(Data to use)
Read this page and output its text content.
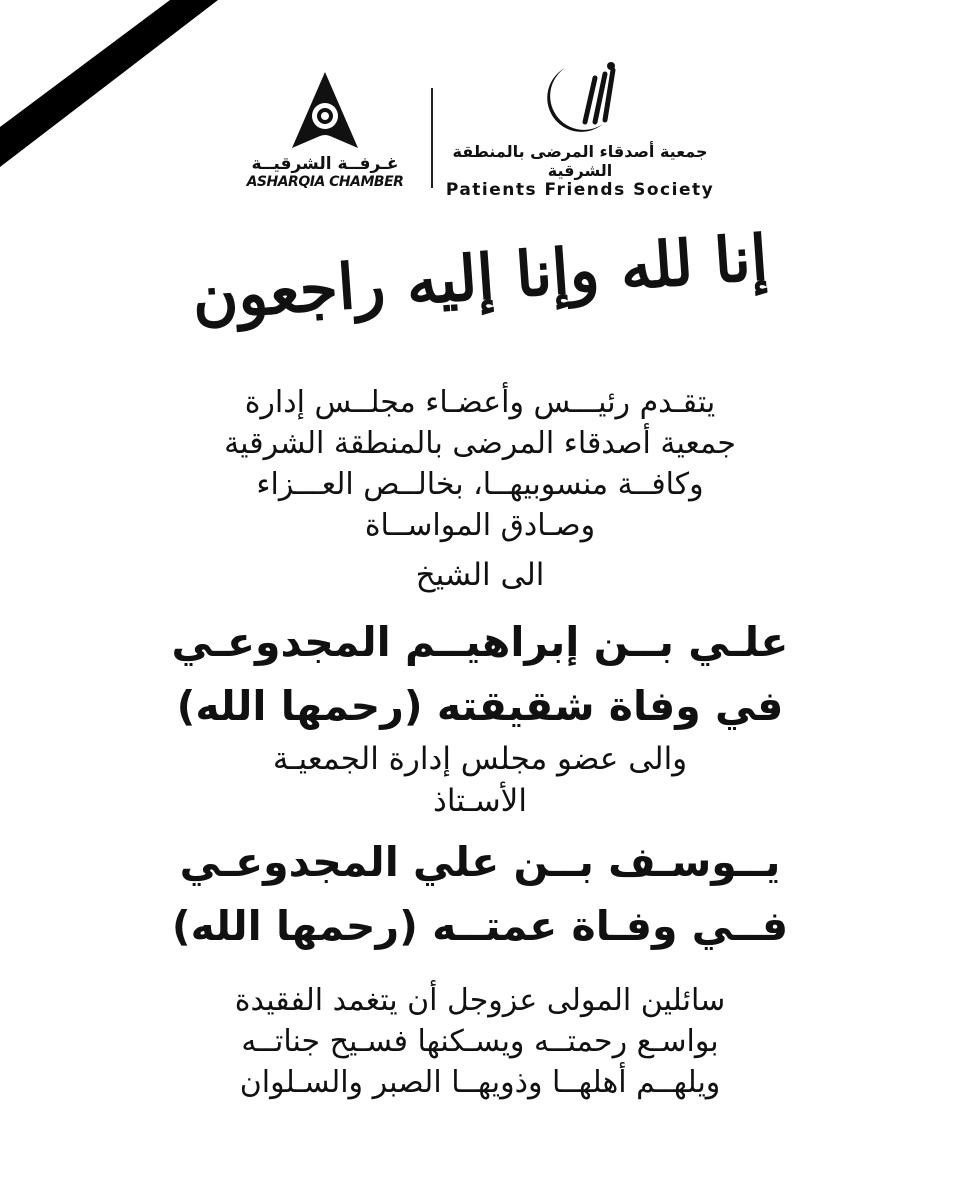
غـرفــة الشرقيــة
ASHARQIA CHAMBER
جمعية أصدقاء المرضى بالمنطقة الشرقية
Patients Friends Society
إنا لله وإنا إليه راجعون

يتقـدم رئيـــس وأعضـاء مجلــس إدارة

جمعية أصدقاء المرضى بالمنطقة الشرقية

وكافــة منسوبيهــا، بخالــص العـــزاء

وصـادق المواســاة

الى الشيخ

علـي بــن إبراهيــم المجدوعـي

في وفاة شقيقته (رحمها الله)

والى عضو مجلس إدارة الجمعيـة

الأسـتاذ

يــوسـف بــن علي المجدوعـي

فــي وفـاة عمتــه (رحمها الله)

سائلين المولى عزوجل أن يتغمد الفقيدة

بواسـع رحمتــه ويسـكنها فسـيح جناتــه

ويلهــم أهلهــا وذويهــا الصبر والسـلوان
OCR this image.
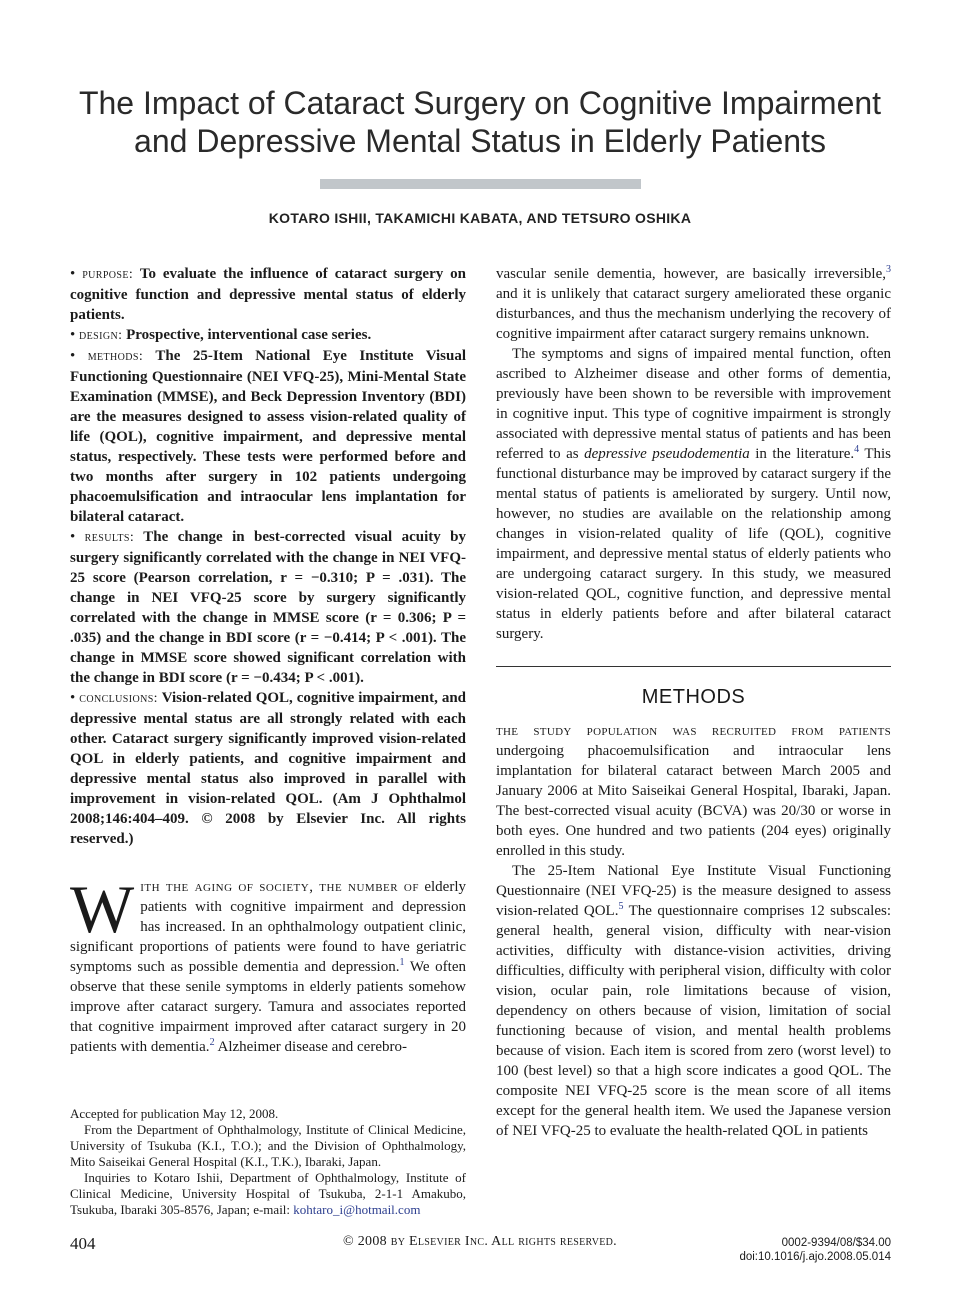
The Impact of Cataract Surgery on Cognitive Impairment
and Depressive Mental Status in Elderly Patients
KOTARO ISHII, TAKAMICHI KABATA, AND TETSURO OSHIKA

• purpose: To evaluate the influence of cataract surgery on cognitive function and depressive mental status of elderly patients.

• design: Prospective, interventional case series.

• methods: The 25-Item National Eye Institute Visual Functioning Questionnaire (NEI VFQ-25), Mini-Mental State Examination (MMSE), and Beck Depression Inventory (BDI) are the measures designed to assess vision-related quality of life (QOL), cognitive impairment, and depressive mental status, respectively. These tests were performed before and two months after surgery in 102 patients undergoing phacoemulsification and intraocular lens implantation for bilateral cataract.

• results: The change in best-corrected visual acuity by surgery significantly correlated with the change in NEI VFQ-25 score (Pearson correlation, r = −0.310; P = .031). The change in NEI VFQ-25 score by surgery significantly correlated with the change in MMSE score (r = 0.306; P = .035) and the change in BDI score (r = −0.414; P < .001). The change in MMSE score showed significant correlation with the change in BDI score (r = −0.434; P < .001).

• conclusions: Vision-related QOL, cognitive impairment, and depressive mental status are all strongly related with each other. Cataract surgery significantly improved vision-related QOL in elderly patients, and cognitive impairment and depressive mental status also improved in parallel with improvement in vision-related QOL. (Am J Ophthalmol 2008;146:404–409. © 2008 by Elsevier Inc. All rights reserved.)

With the aging of society, the number of elderly patients with cognitive impairment and depression has increased. In an ophthalmology outpatient clinic, significant proportions of patients were found to have geriatric symptoms such as possible dementia and depression.$^1$ We often observe that these senile symptoms in elderly patients somehow improve after cataract surgery. Tamura and associates reported that cognitive impairment improved after cataract surgery in 20 patients with dementia.$^2$ Alzheimer disease and cerebro-

Accepted for publication May 12, 2008.

From the Department of Ophthalmology, Institute of Clinical Medicine, University of Tsukuba (K.I., T.O.); and the Division of Ophthalmology, Mito Saiseikai General Hospital (K.I., T.K.), Ibaraki, Japan.

Inquiries to Kotaro Ishii, Department of Ophthalmology, Institute of Clinical Medicine, University Hospital of Tsukuba, 2-1-1 Amakubo, Tsukuba, Ibaraki 305-8576, Japan; e-mail: kohtaro_i@hotmail.com

vascular senile dementia, however, are basically irreversible,$^3$ and it is unlikely that cataract surgery ameliorated these organic disturbances, and thus the mechanism underlying the recovery of cognitive impairment after cataract surgery remains unknown.

The symptoms and signs of impaired mental function, often ascribed to Alzheimer disease and other forms of dementia, previously have been shown to be reversible with improvement in cognitive input. This type of cognitive impairment is strongly associated with depressive mental status of patients and has been referred to as depressive pseudodementia in the literature.$^4$ This functional disturbance may be improved by cataract surgery if the mental status of patients is ameliorated by surgery. Until now, however, no studies are available on the relationship among changes in vision-related quality of life (QOL), cognitive impairment, and depressive mental status of elderly patients who are undergoing cataract surgery. In this study, we measured vision-related QOL, cognitive function, and depressive mental status in elderly patients before and after bilateral cataract surgery.

METHODS

the study population was recruited from patients undergoing phacoemulsification and intraocular lens implantation for bilateral cataract between March 2005 and January 2006 at Mito Saiseikai General Hospital, Ibaraki, Japan. The best-corrected visual acuity (BCVA) was 20/30 or worse in both eyes. One hundred and two patients (204 eyes) originally enrolled in this study.

The 25-Item National Eye Institute Visual Functioning Questionnaire (NEI VFQ-25) is the measure designed to assess vision-related QOL.$^5$ The questionnaire comprises 12 subscales: general health, general vision, difficulty with near-vision activities, difficulty with distance-vision activities, driving difficulties, difficulty with peripheral vision, difficulty with color vision, ocular pain, role limitations because of vision, dependency on others because of vision, limitation of social functioning because of vision, and mental health problems because of vision. Each item is scored from zero (worst level) to 100 (best level) so that a high score indicates a good QOL. The composite NEI VFQ-25 score is the mean score of all items except for the general health item. We used the Japanese version of NEI VFQ-25 to evaluate the health-related QOL in patients

404	© 2008 by Elsevier Inc. All rights reserved.	0002-9394/08/$34.00
doi:10.1016/j.ajo.2008.05.014
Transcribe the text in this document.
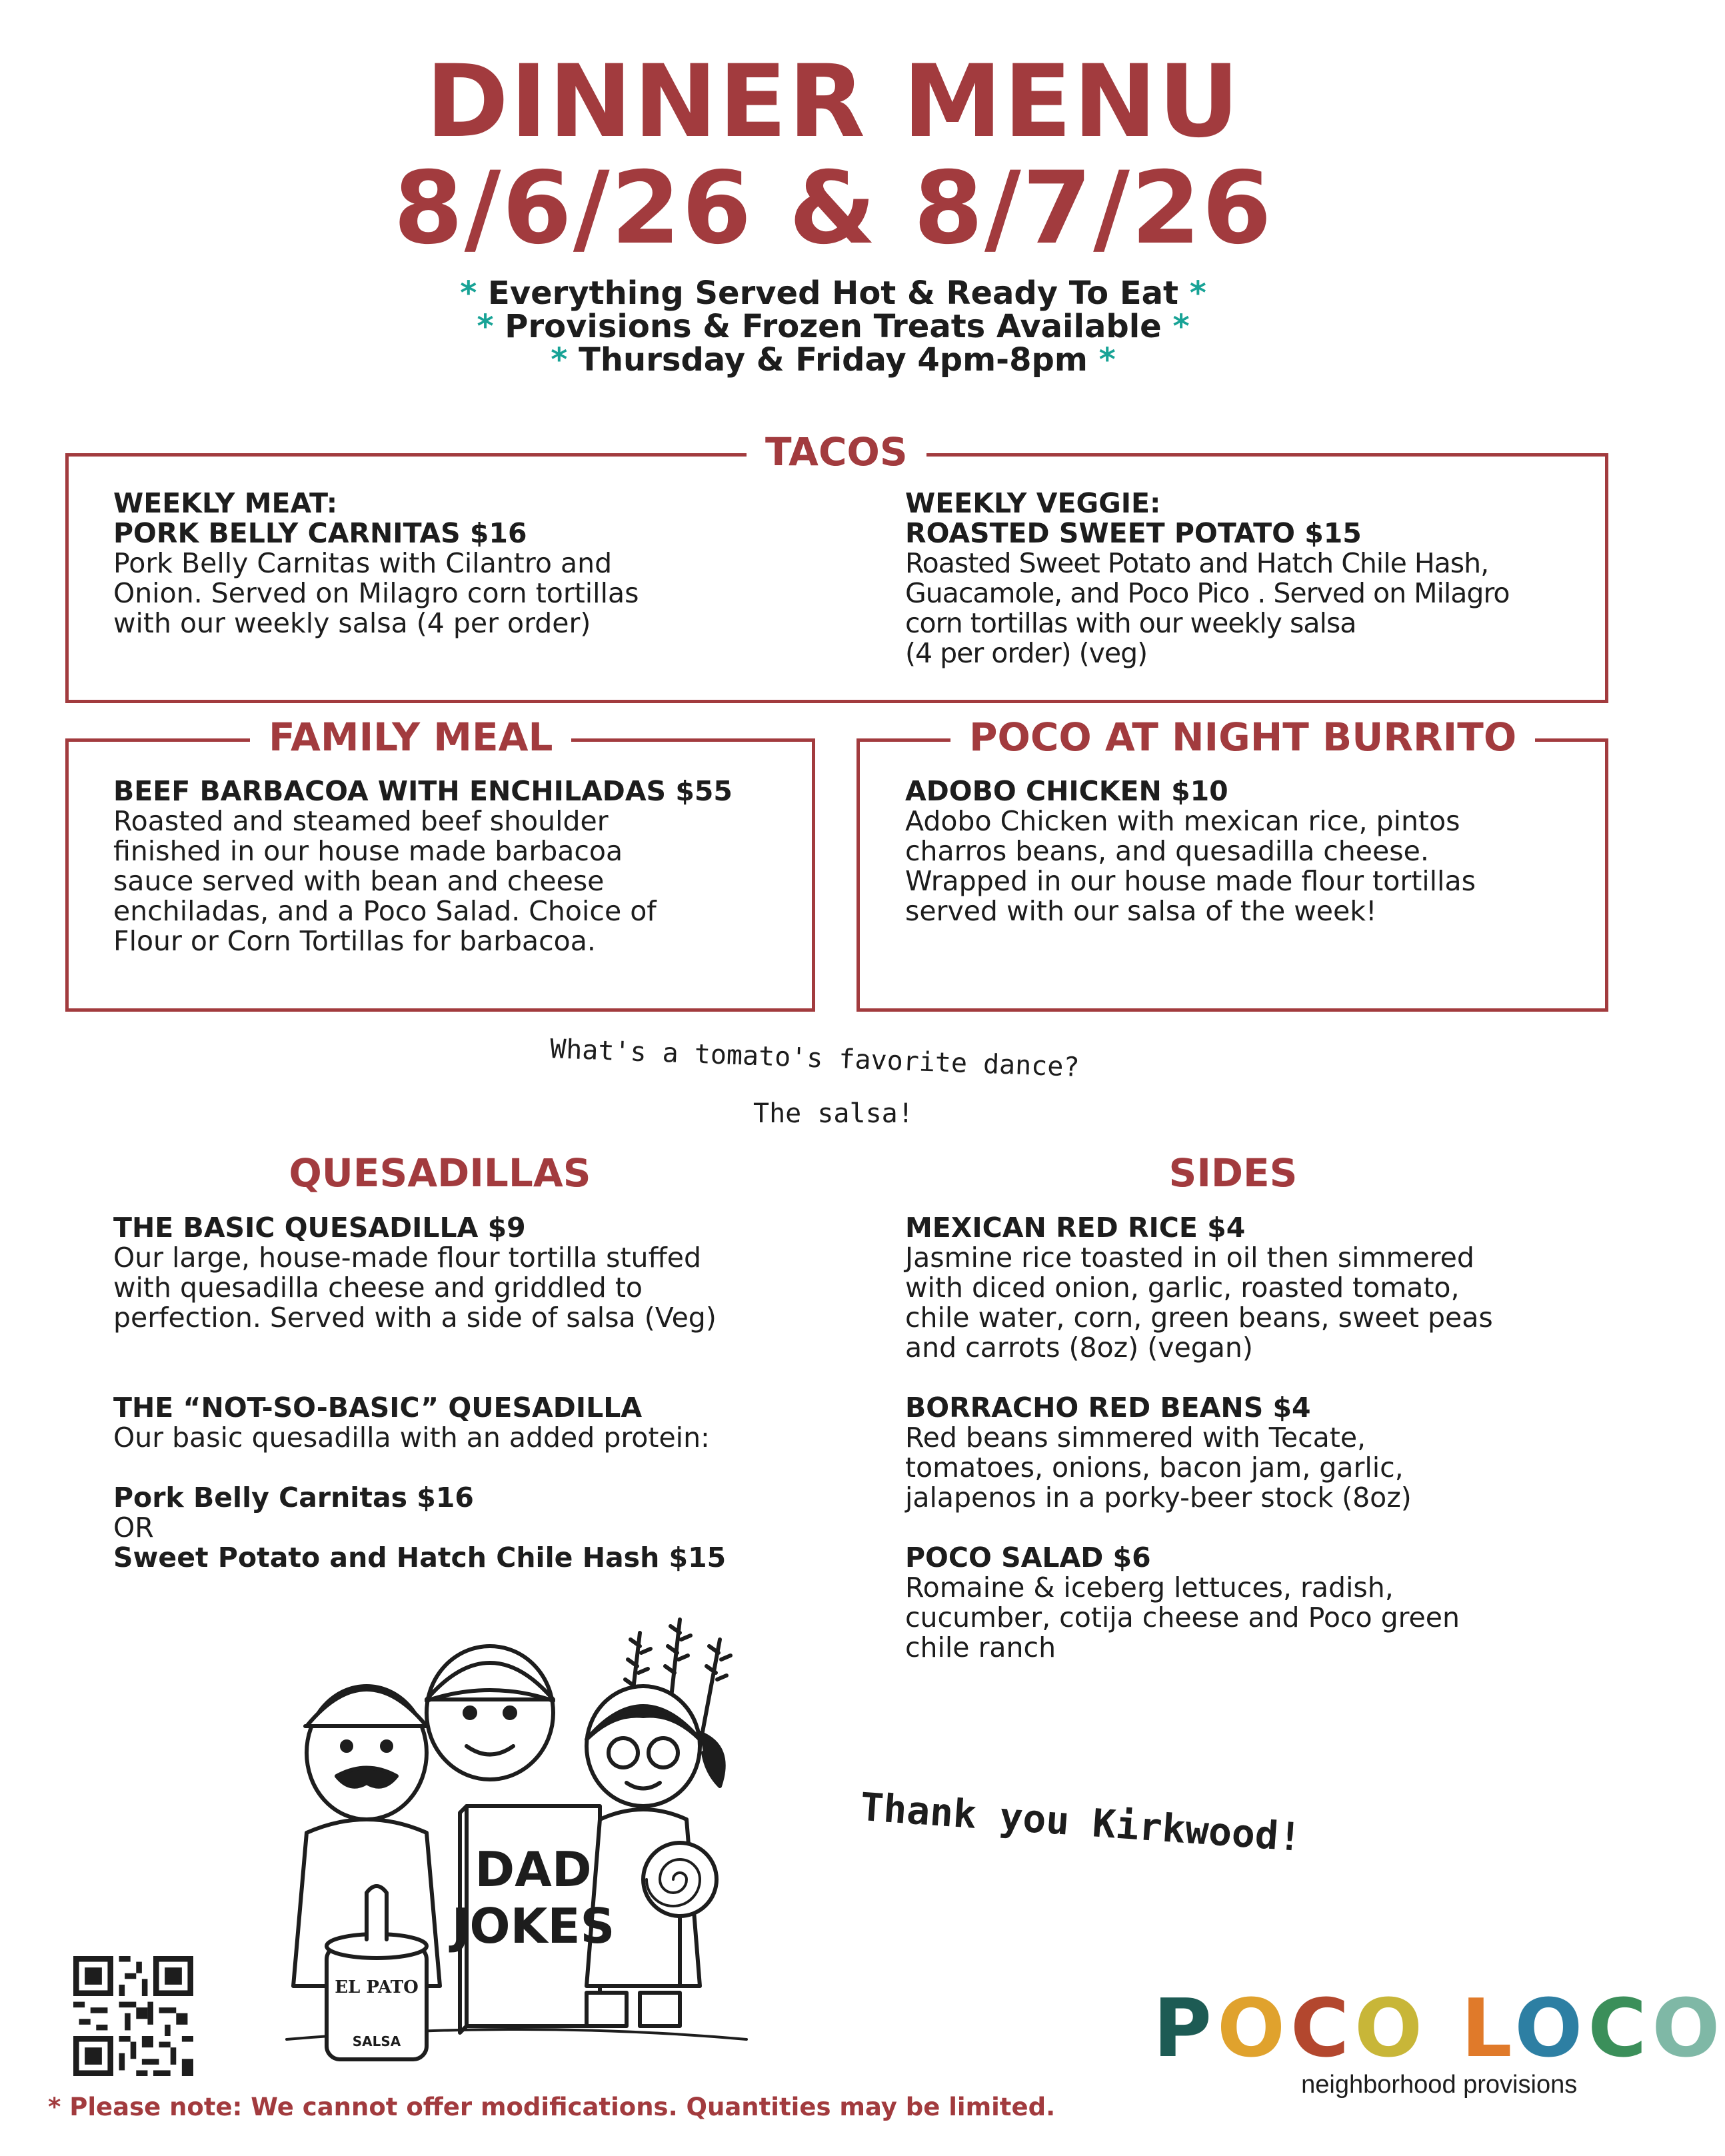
DINNER MENU
8/6/26 & 8/7/26
* Everything Served Hot & Ready To Eat *
* Provisions & Frozen Treats Available *
* Thursday & Friday 4pm-8pm *
TACOS
WEEKLY MEAT:
PORK BELLY CARNITAS $16
Pork Belly Carnitas with Cilantro and
Onion. Served on Milagro corn tortillas
with our weekly salsa (4 per order)
WEEKLY VEGGIE:
ROASTED SWEET POTATO $15
Roasted Sweet Potato and Hatch Chile Hash,
Guacamole, and Poco Pico . Served on Milagro
corn tortillas with our weekly salsa
(4 per order) (veg)
FAMILY MEAL
BEEF BARBACOA WITH ENCHILADAS $55
Roasted and steamed beef shoulder
finished in our house made barbacoa
sauce served with bean and cheese
enchiladas, and a Poco Salad. Choice of
Flour or Corn Tortillas for barbacoa.
POCO AT NIGHT BURRITO
ADOBO CHICKEN $10
Adobo Chicken with mexican rice, pintos
charros beans, and quesadilla cheese.
Wrapped in our house made flour tortillas
served with our salsa of the week!
What's a tomato's favorite dance?
The salsa!
QUESADILLAS
THE BASIC QUESADILLA $9
Our large, house-made flour tortilla stuffed
with quesadilla cheese and griddled to
perfection. Served with a side of salsa (Veg)
THE “NOT-SO-BASIC” QUESADILLA
Our basic quesadilla with an added protein:
Pork Belly Carnitas $16
OR
Sweet Potato and Hatch Chile Hash $15
SIDES
MEXICAN RED RICE $4
Jasmine rice toasted in oil then simmered
with diced onion, garlic, roasted tomato,
chile water, corn, green beans, sweet peas
and carrots (8oz) (vegan)
BORRACHO RED BEANS $4
Red beans simmered with Tecate,
tomatoes, onions, bacon jam, garlic,
jalapenos in a porky-beer stock (8oz)
POCO SALAD $6
Romaine & iceberg lettuces, radish,
cucumber, cotija cheese and Poco green
chile ranch
DAD
JOKES
EL PATO
SALSA
Thank you Kirkwood!
* Please note: We cannot offer modifications. Quantities may be limited.
POCO LOCO
neighborhood provisions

(Activity)
Find the number of lines in the data above that contain "بــن". Please give that number alone.

(Solution to the problem)
2